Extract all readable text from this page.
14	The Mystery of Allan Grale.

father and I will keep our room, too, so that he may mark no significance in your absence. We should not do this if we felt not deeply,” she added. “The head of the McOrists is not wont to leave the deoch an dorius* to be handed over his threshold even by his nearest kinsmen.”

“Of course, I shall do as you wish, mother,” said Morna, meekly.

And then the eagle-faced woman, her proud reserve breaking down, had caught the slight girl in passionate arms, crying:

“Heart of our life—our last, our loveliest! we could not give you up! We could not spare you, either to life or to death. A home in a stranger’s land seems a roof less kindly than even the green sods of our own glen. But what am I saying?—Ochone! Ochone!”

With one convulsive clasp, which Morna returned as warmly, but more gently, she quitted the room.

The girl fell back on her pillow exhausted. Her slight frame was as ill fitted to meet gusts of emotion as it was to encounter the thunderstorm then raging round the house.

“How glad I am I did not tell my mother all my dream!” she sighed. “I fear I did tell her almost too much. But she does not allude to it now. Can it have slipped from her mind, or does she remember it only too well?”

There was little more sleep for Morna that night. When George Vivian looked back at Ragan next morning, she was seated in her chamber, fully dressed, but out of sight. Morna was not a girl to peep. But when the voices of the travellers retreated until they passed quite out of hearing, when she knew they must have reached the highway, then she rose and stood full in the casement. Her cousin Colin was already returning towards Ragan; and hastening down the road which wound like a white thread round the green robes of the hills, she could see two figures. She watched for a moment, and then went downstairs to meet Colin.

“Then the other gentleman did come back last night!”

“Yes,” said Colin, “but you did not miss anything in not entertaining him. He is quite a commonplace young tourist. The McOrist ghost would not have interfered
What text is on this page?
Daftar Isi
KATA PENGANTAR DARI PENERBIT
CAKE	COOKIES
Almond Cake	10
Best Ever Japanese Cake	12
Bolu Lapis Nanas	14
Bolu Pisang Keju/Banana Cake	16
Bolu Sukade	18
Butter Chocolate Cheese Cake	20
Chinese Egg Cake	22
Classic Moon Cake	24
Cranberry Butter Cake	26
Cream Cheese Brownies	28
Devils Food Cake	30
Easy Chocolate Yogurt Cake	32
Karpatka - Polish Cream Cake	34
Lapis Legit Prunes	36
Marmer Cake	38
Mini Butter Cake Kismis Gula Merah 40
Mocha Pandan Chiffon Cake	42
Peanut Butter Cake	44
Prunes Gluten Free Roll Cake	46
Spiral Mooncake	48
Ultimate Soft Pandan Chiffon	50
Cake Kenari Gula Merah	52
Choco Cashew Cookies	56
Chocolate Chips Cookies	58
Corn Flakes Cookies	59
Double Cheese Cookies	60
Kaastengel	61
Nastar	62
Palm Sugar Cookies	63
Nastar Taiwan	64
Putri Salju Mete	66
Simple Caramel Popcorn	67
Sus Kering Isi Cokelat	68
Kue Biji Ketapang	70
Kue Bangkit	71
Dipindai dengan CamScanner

▬▬▬▬▬▬

Exercise -
Repeat only the lines from the one holding "What text is on this page?" through the last line of the data.

Response to this exercise -
What text is on this page?
Daftar Isi
KATA PENGANTAR DARI PENERBIT
CAKE	COOKIES
Almond Cake	10
Best Ever Japanese Cake	12
Bolu Lapis Nanas	14
Bolu Pisang Keju/Banana Cake	16
Bolu Sukade	18
Butter Chocolate Cheese Cake	20
Chinese Egg Cake	22
Classic Moon Cake	24
Cranberry Butter Cake	26
Cream Cheese Brownies	28
Devils Food Cake	30
Easy Chocolate Yogurt Cake	32
Karpatka - Polish Cream Cake	34
Lapis Legit Prunes	36
Marmer Cake	38
Mini Butter Cake Kismis Gula Merah 40
Mocha Pandan Chiffon Cake	42
Peanut Butter Cake	44
Prunes Gluten Free Roll Cake	46
Spiral Mooncake	48
Ultimate Soft Pandan Chiffon	50
Cake Kenari Gula Merah	52
Choco Cashew Cookies	56
Chocolate Chips Cookies	58
Corn Flakes Cookies	59
Double Cheese Cookies	60
Kaastengel	61
Nastar	62
Palm Sugar Cookies	63
Nastar Taiwan	64
Putri Salju Mete	66
Simple Caramel Popcorn	67
Sus Kering Isi Cokelat	68
Kue Biji Ketapang	70
Kue Bangkit	71
Dipindai dengan CamScanner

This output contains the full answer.